▶ **Requirements**: Check every line in the records below for the word "text" and report how many have it, nothing more.

▶ **Data in this exercise**:
"""
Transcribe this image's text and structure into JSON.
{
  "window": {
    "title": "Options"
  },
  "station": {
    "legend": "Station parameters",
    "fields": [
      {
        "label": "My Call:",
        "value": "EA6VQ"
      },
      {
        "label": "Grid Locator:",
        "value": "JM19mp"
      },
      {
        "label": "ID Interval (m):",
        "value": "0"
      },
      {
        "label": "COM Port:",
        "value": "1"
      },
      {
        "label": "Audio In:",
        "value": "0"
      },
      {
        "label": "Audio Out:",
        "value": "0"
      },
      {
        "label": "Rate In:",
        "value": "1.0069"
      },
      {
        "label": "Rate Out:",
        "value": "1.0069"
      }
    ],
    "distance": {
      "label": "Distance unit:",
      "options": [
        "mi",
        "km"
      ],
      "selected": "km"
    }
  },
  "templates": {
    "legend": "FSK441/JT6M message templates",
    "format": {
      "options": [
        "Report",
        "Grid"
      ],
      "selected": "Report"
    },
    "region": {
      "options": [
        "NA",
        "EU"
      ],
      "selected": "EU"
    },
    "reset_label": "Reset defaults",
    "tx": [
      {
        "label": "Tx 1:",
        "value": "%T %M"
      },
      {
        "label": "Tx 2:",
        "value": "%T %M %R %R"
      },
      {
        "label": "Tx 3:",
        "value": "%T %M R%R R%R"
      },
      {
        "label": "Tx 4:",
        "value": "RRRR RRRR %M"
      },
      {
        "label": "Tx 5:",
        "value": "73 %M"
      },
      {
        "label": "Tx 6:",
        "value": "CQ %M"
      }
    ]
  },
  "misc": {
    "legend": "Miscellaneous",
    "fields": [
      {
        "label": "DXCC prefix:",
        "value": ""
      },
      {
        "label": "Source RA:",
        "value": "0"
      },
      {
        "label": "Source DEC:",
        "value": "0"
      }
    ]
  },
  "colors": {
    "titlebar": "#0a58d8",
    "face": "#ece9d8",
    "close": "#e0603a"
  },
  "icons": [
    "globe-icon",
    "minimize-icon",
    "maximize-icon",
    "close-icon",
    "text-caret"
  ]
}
"""
▶ **Result of the task**: 2